● **TEXT PASSAGE**:
QUDA Environment Variables - lattice/quda GitHub Wiki

Below is a list of QUDA specific environment variables. We also include a list of useful CUDA specific variables at the bottom of the page.

Variable name	Function
`QUDA_RESOURCE_PATH`	Path where tune cache and profile files will be output
`QUDA_PROFILE_OUTPUT_BASE`	Filename prefix for profile output. Setting this will result in the files `$(QUDA_PROFILE_OUTPUT_BASE).tsv` and `$(QUDA_PROFILE_OUTPUT_BASE_async).tsv` and being written out (default is simply `profile.tsv` and `profile_async.tsv`)

● **YOUR OBJECTIVE**:
According to the QUDA environment variables page, what does `QUDA_RESOURCE_PATH` specify? You can ignore the records entirely.

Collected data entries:
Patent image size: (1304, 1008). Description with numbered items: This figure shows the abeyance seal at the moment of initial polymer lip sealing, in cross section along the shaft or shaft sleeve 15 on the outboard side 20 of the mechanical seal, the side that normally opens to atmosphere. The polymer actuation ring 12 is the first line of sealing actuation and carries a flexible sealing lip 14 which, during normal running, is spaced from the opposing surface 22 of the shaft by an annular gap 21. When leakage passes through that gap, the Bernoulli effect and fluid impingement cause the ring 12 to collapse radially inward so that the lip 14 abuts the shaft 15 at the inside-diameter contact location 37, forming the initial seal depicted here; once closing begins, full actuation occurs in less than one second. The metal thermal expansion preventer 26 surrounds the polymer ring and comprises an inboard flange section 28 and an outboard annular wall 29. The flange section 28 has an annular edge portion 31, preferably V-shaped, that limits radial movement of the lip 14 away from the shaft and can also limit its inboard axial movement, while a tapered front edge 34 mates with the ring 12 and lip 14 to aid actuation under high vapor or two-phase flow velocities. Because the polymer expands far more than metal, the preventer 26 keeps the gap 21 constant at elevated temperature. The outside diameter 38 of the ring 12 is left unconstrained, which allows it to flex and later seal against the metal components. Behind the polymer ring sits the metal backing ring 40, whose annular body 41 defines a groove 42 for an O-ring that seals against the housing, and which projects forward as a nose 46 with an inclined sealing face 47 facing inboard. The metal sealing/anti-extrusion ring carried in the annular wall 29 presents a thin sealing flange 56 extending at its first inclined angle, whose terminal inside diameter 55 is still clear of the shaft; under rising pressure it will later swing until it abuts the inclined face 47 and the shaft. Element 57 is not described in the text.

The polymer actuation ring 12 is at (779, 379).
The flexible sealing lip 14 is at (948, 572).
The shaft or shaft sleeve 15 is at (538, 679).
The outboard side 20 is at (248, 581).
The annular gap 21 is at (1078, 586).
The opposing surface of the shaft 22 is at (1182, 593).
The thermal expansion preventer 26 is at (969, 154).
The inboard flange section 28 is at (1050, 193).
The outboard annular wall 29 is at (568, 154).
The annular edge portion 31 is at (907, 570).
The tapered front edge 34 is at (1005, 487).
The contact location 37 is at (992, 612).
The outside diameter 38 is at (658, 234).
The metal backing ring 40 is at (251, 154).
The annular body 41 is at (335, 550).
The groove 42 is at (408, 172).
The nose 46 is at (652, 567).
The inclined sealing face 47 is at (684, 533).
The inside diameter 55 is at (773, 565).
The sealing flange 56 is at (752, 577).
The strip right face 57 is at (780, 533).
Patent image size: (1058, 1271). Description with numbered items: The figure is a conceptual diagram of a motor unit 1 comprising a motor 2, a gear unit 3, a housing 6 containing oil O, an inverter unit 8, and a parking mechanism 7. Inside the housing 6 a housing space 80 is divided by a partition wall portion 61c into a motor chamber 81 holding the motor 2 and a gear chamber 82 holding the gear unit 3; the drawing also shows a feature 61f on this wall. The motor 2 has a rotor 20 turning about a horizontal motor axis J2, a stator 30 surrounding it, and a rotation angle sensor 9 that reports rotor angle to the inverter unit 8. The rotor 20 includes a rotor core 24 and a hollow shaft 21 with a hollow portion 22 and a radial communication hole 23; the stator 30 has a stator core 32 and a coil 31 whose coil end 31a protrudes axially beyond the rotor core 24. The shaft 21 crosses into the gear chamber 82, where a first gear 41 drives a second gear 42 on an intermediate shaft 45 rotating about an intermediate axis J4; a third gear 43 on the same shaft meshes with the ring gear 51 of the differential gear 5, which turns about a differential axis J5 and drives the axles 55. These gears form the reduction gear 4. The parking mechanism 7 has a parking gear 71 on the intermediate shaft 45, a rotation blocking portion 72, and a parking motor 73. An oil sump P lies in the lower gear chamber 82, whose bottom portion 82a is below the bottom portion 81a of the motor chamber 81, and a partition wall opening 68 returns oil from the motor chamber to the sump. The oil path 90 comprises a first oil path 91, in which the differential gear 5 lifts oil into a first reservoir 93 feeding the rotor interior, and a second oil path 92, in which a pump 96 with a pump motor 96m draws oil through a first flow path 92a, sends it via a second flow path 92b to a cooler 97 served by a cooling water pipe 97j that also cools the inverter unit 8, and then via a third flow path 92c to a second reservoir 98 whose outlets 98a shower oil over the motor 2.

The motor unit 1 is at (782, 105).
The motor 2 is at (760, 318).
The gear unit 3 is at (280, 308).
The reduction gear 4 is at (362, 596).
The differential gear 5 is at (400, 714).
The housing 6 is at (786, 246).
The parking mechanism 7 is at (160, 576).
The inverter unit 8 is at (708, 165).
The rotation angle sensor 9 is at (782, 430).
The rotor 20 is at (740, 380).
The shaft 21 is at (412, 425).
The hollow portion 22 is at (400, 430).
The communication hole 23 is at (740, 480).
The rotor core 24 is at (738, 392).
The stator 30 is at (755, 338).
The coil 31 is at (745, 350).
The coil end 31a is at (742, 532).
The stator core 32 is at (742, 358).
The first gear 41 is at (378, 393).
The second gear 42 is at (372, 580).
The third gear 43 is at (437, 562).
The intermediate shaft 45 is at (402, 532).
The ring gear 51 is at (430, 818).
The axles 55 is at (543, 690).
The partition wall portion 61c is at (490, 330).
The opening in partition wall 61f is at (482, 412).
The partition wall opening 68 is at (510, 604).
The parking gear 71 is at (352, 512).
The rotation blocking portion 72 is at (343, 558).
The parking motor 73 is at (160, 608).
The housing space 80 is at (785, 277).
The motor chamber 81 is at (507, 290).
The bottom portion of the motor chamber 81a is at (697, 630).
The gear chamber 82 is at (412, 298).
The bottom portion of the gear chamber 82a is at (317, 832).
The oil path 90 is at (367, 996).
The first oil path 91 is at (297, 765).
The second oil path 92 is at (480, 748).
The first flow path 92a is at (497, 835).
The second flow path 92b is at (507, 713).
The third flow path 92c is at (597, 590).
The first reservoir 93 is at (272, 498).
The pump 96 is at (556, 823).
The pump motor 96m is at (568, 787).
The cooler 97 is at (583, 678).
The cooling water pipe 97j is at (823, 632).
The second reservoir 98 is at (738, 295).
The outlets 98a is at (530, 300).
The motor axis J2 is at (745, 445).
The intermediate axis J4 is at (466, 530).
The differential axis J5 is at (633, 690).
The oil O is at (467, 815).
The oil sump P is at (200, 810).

● **OUTPUT FOR THIS TASK**:
The path where tune cache and profile files will be output.